** start GIVEN RECORDS **

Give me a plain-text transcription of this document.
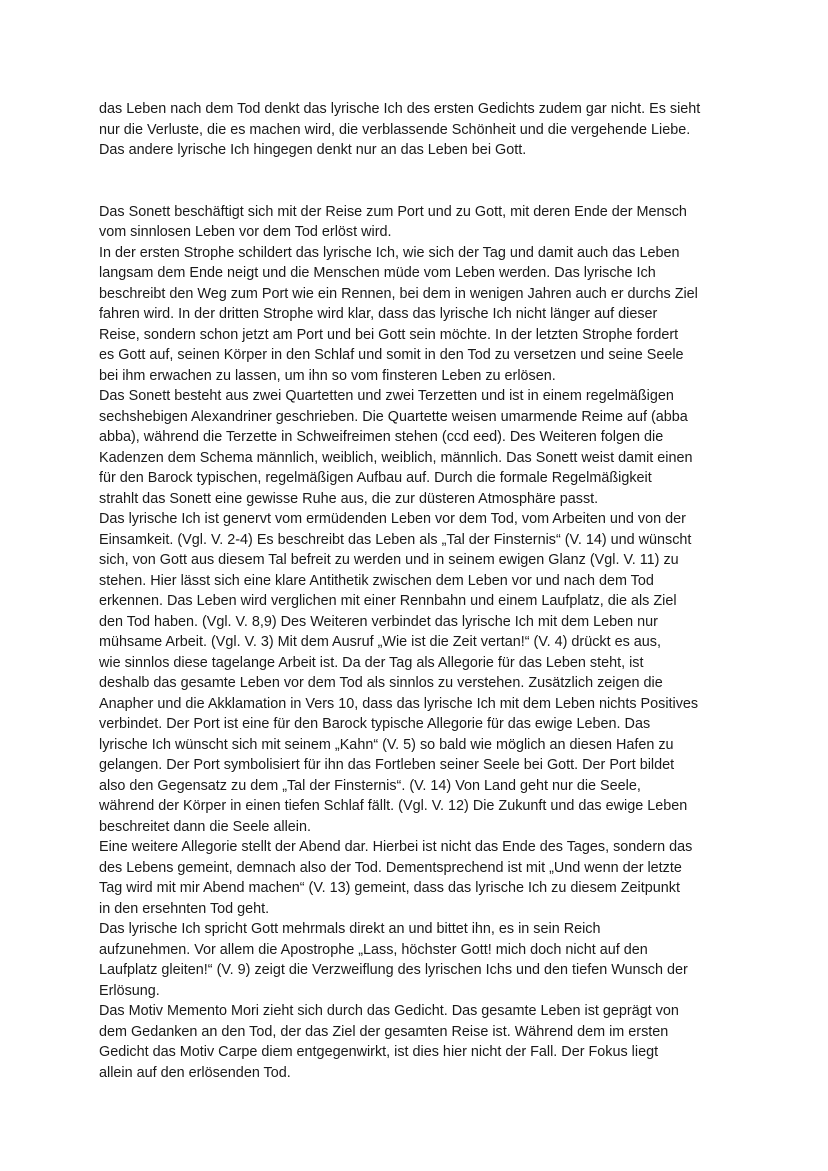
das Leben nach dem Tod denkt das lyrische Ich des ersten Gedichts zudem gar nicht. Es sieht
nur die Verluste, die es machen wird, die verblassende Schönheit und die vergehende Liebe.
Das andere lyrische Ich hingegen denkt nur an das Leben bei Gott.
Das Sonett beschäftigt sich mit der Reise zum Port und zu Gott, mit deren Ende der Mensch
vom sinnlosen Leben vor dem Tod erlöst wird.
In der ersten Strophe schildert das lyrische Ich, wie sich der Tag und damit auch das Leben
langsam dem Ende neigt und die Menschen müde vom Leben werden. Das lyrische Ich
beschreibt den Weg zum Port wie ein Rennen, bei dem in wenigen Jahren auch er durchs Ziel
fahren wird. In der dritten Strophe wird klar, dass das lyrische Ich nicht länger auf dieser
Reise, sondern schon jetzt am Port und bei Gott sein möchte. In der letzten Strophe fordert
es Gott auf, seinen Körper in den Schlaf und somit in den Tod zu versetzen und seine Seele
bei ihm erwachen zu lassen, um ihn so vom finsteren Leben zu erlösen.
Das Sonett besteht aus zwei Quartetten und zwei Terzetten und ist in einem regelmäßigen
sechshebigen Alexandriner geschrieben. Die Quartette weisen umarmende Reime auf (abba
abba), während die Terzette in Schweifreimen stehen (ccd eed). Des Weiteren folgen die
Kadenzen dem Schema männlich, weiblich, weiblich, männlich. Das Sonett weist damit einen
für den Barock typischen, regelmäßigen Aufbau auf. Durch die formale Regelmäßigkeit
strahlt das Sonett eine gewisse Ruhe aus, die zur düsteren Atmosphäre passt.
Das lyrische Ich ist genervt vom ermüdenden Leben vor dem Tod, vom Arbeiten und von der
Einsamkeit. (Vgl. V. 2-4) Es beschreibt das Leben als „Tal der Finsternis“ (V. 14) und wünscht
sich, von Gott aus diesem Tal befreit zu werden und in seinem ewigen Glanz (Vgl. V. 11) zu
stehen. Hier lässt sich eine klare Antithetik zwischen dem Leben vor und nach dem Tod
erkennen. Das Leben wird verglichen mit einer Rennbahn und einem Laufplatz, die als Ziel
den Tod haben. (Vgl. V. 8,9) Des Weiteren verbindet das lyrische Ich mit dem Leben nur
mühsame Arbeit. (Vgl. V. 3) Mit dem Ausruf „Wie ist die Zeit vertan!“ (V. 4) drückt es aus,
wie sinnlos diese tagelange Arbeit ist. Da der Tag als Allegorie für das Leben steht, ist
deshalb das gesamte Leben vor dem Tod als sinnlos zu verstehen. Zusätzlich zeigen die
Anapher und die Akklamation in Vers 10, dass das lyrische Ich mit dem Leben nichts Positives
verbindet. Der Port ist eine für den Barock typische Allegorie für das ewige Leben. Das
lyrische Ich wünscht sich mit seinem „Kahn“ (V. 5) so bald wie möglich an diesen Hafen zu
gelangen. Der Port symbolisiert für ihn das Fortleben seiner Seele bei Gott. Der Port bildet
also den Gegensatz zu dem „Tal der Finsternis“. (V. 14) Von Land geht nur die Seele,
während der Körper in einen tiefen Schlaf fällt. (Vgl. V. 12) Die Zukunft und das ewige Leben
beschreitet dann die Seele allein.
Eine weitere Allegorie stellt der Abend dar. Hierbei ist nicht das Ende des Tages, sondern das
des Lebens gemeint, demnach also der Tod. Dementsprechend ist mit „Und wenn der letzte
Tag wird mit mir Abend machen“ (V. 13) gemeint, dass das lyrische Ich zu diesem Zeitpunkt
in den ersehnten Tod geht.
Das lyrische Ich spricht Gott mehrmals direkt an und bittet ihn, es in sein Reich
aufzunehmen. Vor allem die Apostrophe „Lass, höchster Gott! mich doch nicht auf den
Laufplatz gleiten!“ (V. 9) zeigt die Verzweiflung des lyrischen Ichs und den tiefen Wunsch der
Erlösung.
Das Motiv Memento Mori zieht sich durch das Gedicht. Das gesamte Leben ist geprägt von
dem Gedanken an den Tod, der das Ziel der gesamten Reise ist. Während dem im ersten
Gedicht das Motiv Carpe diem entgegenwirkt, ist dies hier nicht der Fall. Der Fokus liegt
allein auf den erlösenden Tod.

** end GIVEN RECORDS **

> AIM OF THE TASK: Leave out the pictures and print every line of the data exactly.

> ANSWER FOR THIS EXERCISE:
Give me a plain-text transcription of this document.
das Leben nach dem Tod denkt das lyrische Ich des ersten Gedichts zudem gar nicht. Es sieht
nur die Verluste, die es machen wird, die verblassende Schönheit und die vergehende Liebe.
Das andere lyrische Ich hingegen denkt nur an das Leben bei Gott.
Das Sonett beschäftigt sich mit der Reise zum Port und zu Gott, mit deren Ende der Mensch
vom sinnlosen Leben vor dem Tod erlöst wird.
In der ersten Strophe schildert das lyrische Ich, wie sich der Tag und damit auch das Leben
langsam dem Ende neigt und die Menschen müde vom Leben werden. Das lyrische Ich
beschreibt den Weg zum Port wie ein Rennen, bei dem in wenigen Jahren auch er durchs Ziel
fahren wird. In der dritten Strophe wird klar, dass das lyrische Ich nicht länger auf dieser
Reise, sondern schon jetzt am Port und bei Gott sein möchte. In der letzten Strophe fordert
es Gott auf, seinen Körper in den Schlaf und somit in den Tod zu versetzen und seine Seele
bei ihm erwachen zu lassen, um ihn so vom finsteren Leben zu erlösen.
Das Sonett besteht aus zwei Quartetten und zwei Terzetten und ist in einem regelmäßigen
sechshebigen Alexandriner geschrieben. Die Quartette weisen umarmende Reime auf (abba
abba), während die Terzette in Schweifreimen stehen (ccd eed). Des Weiteren folgen die
Kadenzen dem Schema männlich, weiblich, weiblich, männlich. Das Sonett weist damit einen
für den Barock typischen, regelmäßigen Aufbau auf. Durch die formale Regelmäßigkeit
strahlt das Sonett eine gewisse Ruhe aus, die zur düsteren Atmosphäre passt.
Das lyrische Ich ist genervt vom ermüdenden Leben vor dem Tod, vom Arbeiten und von der
Einsamkeit. (Vgl. V. 2-4) Es beschreibt das Leben als „Tal der Finsternis“ (V. 14) und wünscht
sich, von Gott aus diesem Tal befreit zu werden und in seinem ewigen Glanz (Vgl. V. 11) zu
stehen. Hier lässt sich eine klare Antithetik zwischen dem Leben vor und nach dem Tod
erkennen. Das Leben wird verglichen mit einer Rennbahn und einem Laufplatz, die als Ziel
den Tod haben. (Vgl. V. 8,9) Des Weiteren verbindet das lyrische Ich mit dem Leben nur
mühsame Arbeit. (Vgl. V. 3) Mit dem Ausruf „Wie ist die Zeit vertan!“ (V. 4) drückt es aus,
wie sinnlos diese tagelange Arbeit ist. Da der Tag als Allegorie für das Leben steht, ist
deshalb das gesamte Leben vor dem Tod als sinnlos zu verstehen. Zusätzlich zeigen die
Anapher und die Akklamation in Vers 10, dass das lyrische Ich mit dem Leben nichts Positives
verbindet. Der Port ist eine für den Barock typische Allegorie für das ewige Leben. Das
lyrische Ich wünscht sich mit seinem „Kahn“ (V. 5) so bald wie möglich an diesen Hafen zu
gelangen. Der Port symbolisiert für ihn das Fortleben seiner Seele bei Gott. Der Port bildet
also den Gegensatz zu dem „Tal der Finsternis“. (V. 14) Von Land geht nur die Seele,
während der Körper in einen tiefen Schlaf fällt. (Vgl. V. 12) Die Zukunft und das ewige Leben
beschreitet dann die Seele allein.
Eine weitere Allegorie stellt der Abend dar. Hierbei ist nicht das Ende des Tages, sondern das
des Lebens gemeint, demnach also der Tod. Dementsprechend ist mit „Und wenn der letzte
Tag wird mit mir Abend machen“ (V. 13) gemeint, dass das lyrische Ich zu diesem Zeitpunkt
in den ersehnten Tod geht.
Das lyrische Ich spricht Gott mehrmals direkt an und bittet ihn, es in sein Reich
aufzunehmen. Vor allem die Apostrophe „Lass, höchster Gott! mich doch nicht auf den
Laufplatz gleiten!“ (V. 9) zeigt die Verzweiflung des lyrischen Ichs und den tiefen Wunsch der
Erlösung.
Das Motiv Memento Mori zieht sich durch das Gedicht. Das gesamte Leben ist geprägt von
dem Gedanken an den Tod, der das Ziel der gesamten Reise ist. Während dem im ersten
Gedicht das Motiv Carpe diem entgegenwirkt, ist dies hier nicht der Fall. Der Fokus liegt
allein auf den erlösenden Tod.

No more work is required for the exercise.